Dataset listings of figures:
_____

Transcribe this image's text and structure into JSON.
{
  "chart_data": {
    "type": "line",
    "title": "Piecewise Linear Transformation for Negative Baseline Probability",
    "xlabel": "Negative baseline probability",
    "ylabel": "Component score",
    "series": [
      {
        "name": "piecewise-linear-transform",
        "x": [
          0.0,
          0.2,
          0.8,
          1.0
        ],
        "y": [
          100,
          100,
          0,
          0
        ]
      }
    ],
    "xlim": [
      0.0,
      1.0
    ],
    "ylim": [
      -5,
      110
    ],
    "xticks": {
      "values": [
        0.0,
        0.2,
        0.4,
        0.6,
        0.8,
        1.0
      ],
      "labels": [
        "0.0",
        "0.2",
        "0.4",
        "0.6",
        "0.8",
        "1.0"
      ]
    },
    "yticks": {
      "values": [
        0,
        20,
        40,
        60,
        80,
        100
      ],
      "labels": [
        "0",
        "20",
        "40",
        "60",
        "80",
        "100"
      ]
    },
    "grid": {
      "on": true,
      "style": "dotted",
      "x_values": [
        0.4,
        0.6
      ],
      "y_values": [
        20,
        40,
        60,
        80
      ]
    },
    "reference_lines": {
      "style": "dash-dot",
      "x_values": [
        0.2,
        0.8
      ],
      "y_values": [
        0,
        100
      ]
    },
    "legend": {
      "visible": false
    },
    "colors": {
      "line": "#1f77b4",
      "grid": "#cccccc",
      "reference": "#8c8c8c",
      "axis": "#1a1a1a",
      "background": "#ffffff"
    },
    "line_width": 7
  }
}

_____

Problem to work on: Quote the data above in full, changing nothing.

Correct response:
Transcribe this image's text and structure into JSON.
{
  "chart_data": {
    "type": "line",
    "title": "Piecewise Linear Transformation for Negative Baseline Probability",
    "xlabel": "Negative baseline probability",
    "ylabel": "Component score",
    "series": [
      {
        "name": "piecewise-linear-transform",
        "x": [
          0.0,
          0.2,
          0.8,
          1.0
        ],
        "y": [
          100,
          100,
          0,
          0
        ]
      }
    ],
    "xlim": [
      0.0,
      1.0
    ],
    "ylim": [
      -5,
      110
    ],
    "xticks": {
      "values": [
        0.0,
        0.2,
        0.4,
        0.6,
        0.8,
        1.0
      ],
      "labels": [
        "0.0",
        "0.2",
        "0.4",
        "0.6",
        "0.8",
        "1.0"
      ]
    },
    "yticks": {
      "values": [
        0,
        20,
        40,
        60,
        80,
        100
      ],
      "labels": [
        "0",
        "20",
        "40",
        "60",
        "80",
        "100"
      ]
    },
    "grid": {
      "on": true,
      "style": "dotted",
      "x_values": [
        0.4,
        0.6
      ],
      "y_values": [
        20,
        40,
        60,
        80
      ]
    },
    "reference_lines": {
      "style": "dash-dot",
      "x_values": [
        0.2,
        0.8
      ],
      "y_values": [
        0,
        100
      ]
    },
    "legend": {
      "visible": false
    },
    "colors": {
      "line": "#1f77b4",
      "grid": "#cccccc",
      "reference": "#8c8c8c",
      "axis": "#1a1a1a",
      "background": "#ffffff"
    },
    "line_width": 7
  }
}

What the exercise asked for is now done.